Work to do: Note how many lines include the word "screenshot", and give that number by itself.

Data shown start

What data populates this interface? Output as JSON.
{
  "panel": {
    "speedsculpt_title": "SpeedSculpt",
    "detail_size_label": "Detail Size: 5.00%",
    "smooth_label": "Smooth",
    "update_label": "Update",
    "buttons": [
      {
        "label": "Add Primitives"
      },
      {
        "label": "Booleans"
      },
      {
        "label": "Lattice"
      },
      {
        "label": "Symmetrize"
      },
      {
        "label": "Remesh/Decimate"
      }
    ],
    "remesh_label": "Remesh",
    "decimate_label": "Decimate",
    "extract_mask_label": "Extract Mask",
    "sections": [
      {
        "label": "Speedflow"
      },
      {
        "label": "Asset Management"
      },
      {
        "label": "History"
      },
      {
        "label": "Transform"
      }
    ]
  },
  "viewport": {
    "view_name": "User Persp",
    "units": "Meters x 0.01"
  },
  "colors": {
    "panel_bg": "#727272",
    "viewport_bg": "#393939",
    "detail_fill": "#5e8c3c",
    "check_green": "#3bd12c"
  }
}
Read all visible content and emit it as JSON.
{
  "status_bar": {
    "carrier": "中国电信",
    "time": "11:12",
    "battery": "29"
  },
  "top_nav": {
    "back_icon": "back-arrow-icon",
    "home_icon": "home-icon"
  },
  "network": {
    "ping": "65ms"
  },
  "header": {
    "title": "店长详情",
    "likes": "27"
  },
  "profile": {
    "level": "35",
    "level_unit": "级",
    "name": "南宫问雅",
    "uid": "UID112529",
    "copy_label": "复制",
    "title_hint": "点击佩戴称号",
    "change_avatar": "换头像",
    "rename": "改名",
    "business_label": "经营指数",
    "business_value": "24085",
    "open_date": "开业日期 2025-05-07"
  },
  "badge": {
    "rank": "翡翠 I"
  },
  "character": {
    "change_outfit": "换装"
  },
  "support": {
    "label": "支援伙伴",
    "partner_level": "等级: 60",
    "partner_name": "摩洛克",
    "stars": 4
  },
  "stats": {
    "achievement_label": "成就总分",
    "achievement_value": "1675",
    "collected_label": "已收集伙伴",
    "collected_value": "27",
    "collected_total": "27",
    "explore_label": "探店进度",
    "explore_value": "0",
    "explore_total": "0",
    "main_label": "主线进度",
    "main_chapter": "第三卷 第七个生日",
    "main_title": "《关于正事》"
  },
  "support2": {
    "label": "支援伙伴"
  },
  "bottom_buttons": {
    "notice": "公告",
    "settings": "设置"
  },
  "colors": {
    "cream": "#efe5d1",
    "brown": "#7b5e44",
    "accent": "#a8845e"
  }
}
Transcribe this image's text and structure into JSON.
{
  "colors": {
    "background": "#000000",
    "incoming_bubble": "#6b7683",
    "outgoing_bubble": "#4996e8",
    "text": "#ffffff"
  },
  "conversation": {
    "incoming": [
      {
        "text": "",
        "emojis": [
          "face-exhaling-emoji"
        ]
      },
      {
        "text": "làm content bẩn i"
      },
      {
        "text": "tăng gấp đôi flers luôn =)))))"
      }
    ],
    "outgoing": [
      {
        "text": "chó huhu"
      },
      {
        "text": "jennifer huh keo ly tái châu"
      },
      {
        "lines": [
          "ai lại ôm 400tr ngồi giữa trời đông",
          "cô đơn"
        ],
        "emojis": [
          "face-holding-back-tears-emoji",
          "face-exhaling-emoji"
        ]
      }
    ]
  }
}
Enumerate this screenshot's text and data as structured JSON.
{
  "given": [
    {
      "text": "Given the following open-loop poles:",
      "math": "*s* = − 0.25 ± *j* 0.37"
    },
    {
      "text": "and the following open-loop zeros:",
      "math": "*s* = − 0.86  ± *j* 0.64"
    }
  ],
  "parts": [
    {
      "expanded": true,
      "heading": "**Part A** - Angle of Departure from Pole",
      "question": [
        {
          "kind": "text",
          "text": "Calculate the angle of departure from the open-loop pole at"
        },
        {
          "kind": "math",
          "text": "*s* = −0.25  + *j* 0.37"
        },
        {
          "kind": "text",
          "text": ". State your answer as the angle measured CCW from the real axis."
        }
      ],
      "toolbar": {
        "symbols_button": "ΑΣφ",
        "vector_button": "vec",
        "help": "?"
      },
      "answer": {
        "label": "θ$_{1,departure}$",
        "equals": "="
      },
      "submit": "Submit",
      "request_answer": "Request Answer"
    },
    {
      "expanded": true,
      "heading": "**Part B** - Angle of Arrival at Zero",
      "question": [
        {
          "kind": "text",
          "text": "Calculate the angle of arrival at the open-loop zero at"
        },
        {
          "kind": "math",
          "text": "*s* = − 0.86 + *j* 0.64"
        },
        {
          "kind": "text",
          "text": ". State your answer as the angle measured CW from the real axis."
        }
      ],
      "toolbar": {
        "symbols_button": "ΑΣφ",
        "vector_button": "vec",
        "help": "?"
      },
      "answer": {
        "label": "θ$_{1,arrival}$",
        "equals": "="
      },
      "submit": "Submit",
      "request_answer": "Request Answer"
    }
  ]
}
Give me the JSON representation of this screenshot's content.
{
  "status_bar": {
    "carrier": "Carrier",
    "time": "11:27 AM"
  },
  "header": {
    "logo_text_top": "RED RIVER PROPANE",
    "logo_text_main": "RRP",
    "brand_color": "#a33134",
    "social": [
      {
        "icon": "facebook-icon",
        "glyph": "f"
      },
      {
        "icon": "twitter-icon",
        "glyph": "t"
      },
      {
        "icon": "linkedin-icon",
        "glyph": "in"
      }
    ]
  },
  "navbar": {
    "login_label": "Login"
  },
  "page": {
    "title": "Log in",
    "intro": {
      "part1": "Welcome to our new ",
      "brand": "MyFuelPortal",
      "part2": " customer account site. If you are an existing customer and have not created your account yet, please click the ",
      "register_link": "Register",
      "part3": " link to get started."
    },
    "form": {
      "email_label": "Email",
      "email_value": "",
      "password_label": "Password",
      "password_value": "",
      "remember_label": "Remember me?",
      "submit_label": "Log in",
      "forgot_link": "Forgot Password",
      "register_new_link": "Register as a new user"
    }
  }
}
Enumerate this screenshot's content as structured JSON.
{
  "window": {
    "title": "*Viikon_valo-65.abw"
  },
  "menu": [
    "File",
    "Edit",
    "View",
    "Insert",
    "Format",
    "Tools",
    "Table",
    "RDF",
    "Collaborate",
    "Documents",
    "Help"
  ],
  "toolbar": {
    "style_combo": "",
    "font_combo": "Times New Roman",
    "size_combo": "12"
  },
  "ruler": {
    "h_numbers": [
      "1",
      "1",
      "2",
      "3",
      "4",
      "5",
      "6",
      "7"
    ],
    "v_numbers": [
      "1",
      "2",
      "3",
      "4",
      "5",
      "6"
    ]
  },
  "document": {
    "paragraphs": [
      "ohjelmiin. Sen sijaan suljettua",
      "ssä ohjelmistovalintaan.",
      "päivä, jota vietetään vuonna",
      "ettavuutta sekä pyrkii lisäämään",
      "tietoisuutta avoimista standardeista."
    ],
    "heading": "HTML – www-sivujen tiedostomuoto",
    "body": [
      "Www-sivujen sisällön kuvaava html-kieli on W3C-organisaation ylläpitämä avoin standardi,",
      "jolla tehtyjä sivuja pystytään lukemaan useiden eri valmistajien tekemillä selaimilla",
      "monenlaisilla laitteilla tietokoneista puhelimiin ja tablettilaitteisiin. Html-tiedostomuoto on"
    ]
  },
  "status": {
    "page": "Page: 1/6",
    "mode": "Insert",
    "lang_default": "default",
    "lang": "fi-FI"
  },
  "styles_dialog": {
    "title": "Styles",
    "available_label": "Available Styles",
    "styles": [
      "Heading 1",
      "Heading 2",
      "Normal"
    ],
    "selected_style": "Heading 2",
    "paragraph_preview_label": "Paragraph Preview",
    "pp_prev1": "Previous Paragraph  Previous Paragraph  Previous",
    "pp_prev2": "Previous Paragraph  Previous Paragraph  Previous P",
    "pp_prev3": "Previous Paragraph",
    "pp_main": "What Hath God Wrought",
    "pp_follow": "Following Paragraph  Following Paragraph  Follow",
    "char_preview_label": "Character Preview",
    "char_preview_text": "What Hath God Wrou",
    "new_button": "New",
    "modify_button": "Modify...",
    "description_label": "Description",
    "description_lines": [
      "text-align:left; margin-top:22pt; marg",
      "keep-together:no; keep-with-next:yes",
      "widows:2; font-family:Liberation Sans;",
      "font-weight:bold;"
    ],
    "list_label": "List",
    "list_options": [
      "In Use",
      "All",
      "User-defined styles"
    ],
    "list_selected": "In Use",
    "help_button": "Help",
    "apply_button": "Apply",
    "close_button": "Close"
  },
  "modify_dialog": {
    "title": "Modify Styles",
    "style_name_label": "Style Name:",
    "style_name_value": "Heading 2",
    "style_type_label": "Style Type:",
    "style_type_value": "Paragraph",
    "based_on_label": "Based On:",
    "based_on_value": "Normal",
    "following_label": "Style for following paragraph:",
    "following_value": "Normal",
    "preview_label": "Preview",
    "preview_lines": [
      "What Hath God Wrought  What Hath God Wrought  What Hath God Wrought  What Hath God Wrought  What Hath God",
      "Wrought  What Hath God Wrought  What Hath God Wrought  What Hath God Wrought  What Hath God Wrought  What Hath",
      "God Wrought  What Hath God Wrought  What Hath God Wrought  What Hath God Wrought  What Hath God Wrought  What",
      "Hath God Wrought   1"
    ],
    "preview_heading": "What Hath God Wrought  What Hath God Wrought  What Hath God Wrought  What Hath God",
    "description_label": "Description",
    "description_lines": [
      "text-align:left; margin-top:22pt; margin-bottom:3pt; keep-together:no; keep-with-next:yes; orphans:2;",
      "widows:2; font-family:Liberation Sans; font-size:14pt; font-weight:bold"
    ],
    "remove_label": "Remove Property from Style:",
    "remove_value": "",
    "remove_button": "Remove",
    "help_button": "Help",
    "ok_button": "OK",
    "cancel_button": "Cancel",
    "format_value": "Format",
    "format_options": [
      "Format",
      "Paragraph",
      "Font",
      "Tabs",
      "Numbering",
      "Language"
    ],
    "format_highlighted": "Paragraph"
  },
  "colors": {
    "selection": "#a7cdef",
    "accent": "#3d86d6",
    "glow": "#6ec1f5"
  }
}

Data shown end

Worked solution: 3